→ **What you are asked to do**:
Output the full listing below exactly, without the pictures.

→ **Lines of data**:
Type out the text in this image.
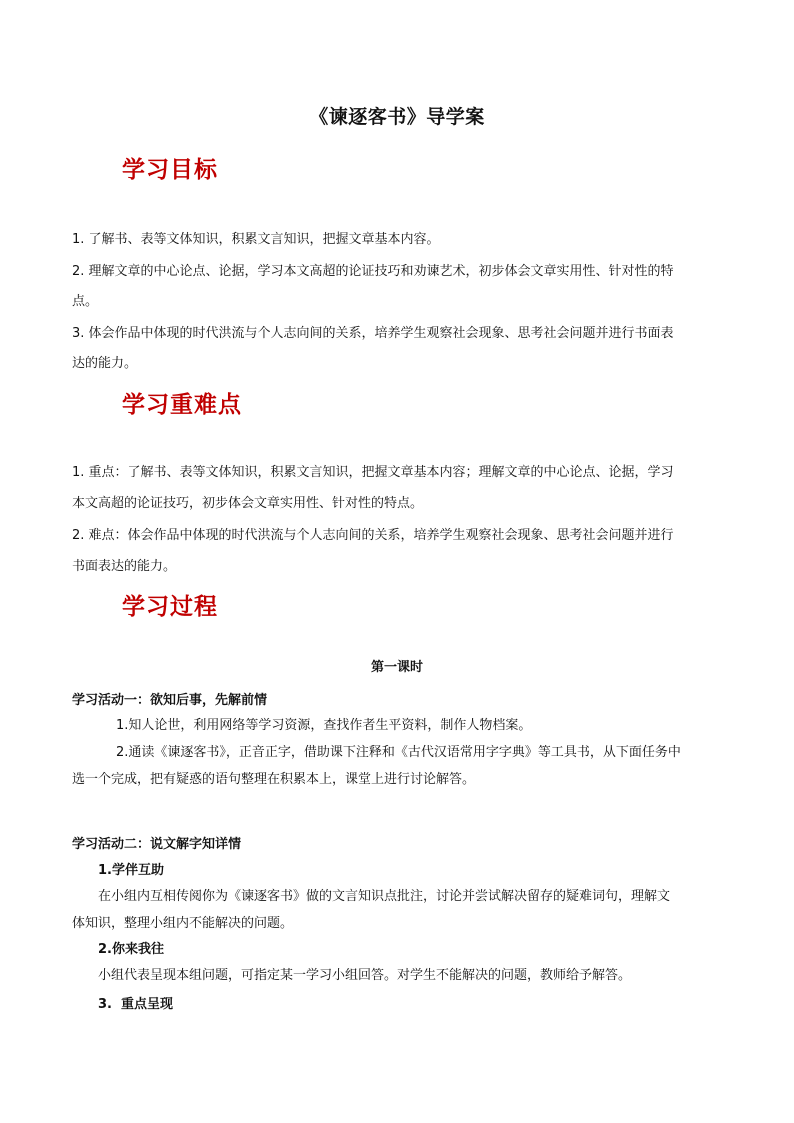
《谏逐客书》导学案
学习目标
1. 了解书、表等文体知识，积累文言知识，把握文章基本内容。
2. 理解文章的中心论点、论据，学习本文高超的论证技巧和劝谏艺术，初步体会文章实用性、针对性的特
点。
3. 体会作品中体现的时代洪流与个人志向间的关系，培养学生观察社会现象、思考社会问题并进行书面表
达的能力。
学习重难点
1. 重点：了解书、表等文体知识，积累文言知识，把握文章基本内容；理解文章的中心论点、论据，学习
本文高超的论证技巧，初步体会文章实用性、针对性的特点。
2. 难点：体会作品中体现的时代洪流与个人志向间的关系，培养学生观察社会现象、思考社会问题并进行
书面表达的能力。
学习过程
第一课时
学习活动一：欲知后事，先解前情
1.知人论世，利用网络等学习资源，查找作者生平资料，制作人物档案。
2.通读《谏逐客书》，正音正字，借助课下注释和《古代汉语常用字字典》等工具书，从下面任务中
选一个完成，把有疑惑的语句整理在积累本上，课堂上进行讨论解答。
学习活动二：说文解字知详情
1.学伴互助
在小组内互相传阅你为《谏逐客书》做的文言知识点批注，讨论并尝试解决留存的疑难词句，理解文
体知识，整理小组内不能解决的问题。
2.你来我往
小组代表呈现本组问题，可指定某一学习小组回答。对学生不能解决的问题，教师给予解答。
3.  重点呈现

→ **Result for this exercise**:
Type out the text in this image.
《谏逐客书》导学案
学习目标
1. 了解书、表等文体知识，积累文言知识，把握文章基本内容。
2. 理解文章的中心论点、论据，学习本文高超的论证技巧和劝谏艺术，初步体会文章实用性、针对性的特
点。
3. 体会作品中体现的时代洪流与个人志向间的关系，培养学生观察社会现象、思考社会问题并进行书面表
达的能力。
学习重难点
1. 重点：了解书、表等文体知识，积累文言知识，把握文章基本内容；理解文章的中心论点、论据，学习
本文高超的论证技巧，初步体会文章实用性、针对性的特点。
2. 难点：体会作品中体现的时代洪流与个人志向间的关系，培养学生观察社会现象、思考社会问题并进行
书面表达的能力。
学习过程
第一课时
学习活动一：欲知后事，先解前情
1.知人论世，利用网络等学习资源，查找作者生平资料，制作人物档案。
2.通读《谏逐客书》，正音正字，借助课下注释和《古代汉语常用字字典》等工具书，从下面任务中
选一个完成，把有疑惑的语句整理在积累本上，课堂上进行讨论解答。
学习活动二：说文解字知详情
1.学伴互助
在小组内互相传阅你为《谏逐客书》做的文言知识点批注，讨论并尝试解决留存的疑难词句，理解文
体知识，整理小组内不能解决的问题。
2.你来我往
小组代表呈现本组问题，可指定某一学习小组回答。对学生不能解决的问题，教师给予解答。
3.  重点呈现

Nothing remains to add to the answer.